[Extracted records]
— START —

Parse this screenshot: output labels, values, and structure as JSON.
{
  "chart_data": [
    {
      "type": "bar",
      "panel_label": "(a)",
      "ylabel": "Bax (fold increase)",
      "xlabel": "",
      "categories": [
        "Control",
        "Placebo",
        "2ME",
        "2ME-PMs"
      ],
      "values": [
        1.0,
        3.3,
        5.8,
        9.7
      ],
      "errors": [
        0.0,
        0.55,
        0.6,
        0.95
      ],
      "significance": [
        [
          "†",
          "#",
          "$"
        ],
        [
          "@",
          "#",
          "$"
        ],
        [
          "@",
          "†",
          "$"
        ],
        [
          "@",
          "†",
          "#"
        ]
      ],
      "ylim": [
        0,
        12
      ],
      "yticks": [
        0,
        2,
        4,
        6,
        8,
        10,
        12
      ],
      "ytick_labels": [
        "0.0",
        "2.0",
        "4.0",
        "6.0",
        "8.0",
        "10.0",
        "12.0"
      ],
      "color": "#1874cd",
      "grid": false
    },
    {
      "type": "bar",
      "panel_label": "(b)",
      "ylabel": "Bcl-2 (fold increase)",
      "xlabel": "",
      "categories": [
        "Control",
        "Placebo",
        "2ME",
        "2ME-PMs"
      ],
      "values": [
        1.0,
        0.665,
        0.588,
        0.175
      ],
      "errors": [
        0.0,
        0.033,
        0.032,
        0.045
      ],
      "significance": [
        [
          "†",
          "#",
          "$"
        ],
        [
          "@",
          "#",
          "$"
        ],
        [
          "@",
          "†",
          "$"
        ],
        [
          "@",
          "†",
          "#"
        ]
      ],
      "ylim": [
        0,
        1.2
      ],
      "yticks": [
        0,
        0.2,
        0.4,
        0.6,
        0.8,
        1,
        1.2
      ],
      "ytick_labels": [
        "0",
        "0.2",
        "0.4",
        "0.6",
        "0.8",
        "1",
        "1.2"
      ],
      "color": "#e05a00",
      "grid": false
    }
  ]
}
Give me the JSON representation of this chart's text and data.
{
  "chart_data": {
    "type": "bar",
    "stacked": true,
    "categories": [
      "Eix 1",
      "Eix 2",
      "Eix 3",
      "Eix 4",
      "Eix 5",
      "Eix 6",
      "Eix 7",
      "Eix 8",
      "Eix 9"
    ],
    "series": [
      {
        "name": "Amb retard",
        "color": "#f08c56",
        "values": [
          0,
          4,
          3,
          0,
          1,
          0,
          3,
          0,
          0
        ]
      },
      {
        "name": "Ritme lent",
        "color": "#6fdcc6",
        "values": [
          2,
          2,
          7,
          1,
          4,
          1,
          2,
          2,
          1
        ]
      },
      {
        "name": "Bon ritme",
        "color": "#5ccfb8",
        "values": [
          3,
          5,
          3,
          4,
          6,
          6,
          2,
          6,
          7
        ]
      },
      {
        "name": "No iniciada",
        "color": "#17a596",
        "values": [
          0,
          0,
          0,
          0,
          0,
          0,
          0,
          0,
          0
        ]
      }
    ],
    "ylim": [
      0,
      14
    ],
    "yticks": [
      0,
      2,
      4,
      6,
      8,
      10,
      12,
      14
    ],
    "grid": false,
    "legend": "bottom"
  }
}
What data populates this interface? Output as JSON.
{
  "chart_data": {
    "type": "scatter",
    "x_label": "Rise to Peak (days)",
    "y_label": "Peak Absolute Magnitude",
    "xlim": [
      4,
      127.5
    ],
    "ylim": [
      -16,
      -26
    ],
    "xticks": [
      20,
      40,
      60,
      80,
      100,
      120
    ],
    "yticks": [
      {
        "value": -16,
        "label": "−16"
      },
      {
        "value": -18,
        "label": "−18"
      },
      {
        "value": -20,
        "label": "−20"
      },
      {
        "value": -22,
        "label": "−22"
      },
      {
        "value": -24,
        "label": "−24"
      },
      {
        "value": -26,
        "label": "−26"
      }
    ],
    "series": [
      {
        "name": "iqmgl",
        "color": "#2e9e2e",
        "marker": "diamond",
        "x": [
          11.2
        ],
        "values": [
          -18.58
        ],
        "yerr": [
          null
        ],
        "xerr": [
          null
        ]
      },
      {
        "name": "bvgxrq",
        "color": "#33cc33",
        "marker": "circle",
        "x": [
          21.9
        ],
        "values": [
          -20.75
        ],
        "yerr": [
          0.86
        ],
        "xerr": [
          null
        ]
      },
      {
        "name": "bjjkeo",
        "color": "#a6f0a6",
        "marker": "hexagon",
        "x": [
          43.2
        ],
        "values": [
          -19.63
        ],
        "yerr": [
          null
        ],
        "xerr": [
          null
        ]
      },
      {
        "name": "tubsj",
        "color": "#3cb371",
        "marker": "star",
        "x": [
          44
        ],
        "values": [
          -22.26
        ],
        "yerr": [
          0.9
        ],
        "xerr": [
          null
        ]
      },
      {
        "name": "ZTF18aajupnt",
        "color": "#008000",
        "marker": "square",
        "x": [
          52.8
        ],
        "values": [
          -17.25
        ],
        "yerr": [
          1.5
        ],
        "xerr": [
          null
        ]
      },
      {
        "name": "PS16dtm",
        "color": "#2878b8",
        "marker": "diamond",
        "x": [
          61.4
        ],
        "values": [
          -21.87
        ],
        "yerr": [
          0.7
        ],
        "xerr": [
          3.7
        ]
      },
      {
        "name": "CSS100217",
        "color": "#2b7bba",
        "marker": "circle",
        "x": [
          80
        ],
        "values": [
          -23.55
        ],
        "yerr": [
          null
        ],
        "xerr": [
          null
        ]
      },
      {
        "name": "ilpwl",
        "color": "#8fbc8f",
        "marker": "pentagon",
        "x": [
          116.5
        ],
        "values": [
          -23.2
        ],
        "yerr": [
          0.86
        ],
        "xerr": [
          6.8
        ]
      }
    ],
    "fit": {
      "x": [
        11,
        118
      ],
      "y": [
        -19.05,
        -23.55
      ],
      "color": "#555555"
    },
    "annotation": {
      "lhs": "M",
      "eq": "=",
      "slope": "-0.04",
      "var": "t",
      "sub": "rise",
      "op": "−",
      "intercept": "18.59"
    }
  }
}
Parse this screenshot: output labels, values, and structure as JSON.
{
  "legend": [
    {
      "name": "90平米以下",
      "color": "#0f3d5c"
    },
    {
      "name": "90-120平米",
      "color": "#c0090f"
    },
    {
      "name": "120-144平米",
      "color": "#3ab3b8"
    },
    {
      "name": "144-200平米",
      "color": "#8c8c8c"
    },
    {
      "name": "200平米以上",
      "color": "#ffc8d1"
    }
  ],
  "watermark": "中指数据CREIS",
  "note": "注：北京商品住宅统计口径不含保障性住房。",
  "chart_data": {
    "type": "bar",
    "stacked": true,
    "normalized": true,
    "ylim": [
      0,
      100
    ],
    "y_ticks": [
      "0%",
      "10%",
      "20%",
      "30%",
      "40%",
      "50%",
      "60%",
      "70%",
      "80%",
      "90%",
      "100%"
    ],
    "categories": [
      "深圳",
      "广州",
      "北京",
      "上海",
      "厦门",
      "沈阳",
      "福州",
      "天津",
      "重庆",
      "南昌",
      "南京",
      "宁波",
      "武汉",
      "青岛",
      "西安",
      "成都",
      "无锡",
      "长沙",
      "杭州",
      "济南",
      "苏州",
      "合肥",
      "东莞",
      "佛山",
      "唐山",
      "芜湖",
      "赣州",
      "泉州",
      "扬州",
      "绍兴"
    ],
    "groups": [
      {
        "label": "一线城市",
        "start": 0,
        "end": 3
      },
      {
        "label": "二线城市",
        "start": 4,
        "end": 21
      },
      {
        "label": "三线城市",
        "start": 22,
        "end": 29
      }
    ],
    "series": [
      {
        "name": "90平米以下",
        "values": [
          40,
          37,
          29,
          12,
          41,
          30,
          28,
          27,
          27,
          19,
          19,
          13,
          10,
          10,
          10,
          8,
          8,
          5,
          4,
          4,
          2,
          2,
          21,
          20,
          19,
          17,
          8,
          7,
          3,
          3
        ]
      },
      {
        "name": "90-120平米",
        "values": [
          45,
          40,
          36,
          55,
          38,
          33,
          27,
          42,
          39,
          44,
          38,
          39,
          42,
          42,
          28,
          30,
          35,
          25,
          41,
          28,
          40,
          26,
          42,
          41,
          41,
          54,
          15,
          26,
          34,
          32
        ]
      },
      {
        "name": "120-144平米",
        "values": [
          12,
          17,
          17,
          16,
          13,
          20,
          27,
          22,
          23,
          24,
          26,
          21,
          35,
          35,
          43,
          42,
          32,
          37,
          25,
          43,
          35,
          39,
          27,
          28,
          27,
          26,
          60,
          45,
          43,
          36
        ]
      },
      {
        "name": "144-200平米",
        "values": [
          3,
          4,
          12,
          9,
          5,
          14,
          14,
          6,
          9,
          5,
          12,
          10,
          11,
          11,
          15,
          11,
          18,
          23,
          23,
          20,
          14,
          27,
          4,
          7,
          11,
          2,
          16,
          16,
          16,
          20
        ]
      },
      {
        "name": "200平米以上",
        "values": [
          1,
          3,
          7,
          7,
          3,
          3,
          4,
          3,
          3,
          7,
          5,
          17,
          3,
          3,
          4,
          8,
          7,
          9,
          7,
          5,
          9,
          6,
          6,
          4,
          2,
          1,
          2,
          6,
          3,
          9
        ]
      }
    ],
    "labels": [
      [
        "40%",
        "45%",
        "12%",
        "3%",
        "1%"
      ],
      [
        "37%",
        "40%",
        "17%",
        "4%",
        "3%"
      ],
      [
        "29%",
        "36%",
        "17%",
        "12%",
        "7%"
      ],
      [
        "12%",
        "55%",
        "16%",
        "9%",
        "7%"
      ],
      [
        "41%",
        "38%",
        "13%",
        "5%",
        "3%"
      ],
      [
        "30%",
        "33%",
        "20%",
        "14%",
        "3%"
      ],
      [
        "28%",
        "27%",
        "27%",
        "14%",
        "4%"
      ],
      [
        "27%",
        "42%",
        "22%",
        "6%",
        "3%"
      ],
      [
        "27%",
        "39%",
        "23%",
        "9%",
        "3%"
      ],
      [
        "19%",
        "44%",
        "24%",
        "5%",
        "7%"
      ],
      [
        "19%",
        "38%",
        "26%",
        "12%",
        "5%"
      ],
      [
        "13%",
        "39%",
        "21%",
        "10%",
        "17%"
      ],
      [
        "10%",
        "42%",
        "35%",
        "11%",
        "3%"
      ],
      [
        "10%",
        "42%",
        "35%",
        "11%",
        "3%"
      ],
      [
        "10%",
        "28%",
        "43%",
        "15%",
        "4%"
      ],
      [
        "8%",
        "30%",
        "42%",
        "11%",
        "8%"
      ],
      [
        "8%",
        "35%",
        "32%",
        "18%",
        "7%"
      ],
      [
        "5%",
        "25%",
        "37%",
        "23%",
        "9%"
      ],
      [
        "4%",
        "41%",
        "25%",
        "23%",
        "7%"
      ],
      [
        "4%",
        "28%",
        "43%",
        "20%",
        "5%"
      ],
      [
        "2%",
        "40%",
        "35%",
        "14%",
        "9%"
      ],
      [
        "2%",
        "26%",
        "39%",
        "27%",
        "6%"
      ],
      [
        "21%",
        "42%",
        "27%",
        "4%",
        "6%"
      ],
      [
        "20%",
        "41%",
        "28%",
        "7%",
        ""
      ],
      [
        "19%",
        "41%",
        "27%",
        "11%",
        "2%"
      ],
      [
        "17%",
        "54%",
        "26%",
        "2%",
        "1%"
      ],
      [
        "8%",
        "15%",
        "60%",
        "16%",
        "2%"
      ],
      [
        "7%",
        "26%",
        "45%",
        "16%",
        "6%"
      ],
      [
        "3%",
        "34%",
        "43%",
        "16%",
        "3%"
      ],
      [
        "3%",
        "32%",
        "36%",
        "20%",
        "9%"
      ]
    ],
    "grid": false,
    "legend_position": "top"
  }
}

— END —

### REQUIRED WORK
Whenever "ylabel" turns up in a line, pick that line out.

### EXERCISE OUTPUT
      "ylabel": "Bax (fold increase)",
      "ylabel": "Bcl-2 (fold increase)",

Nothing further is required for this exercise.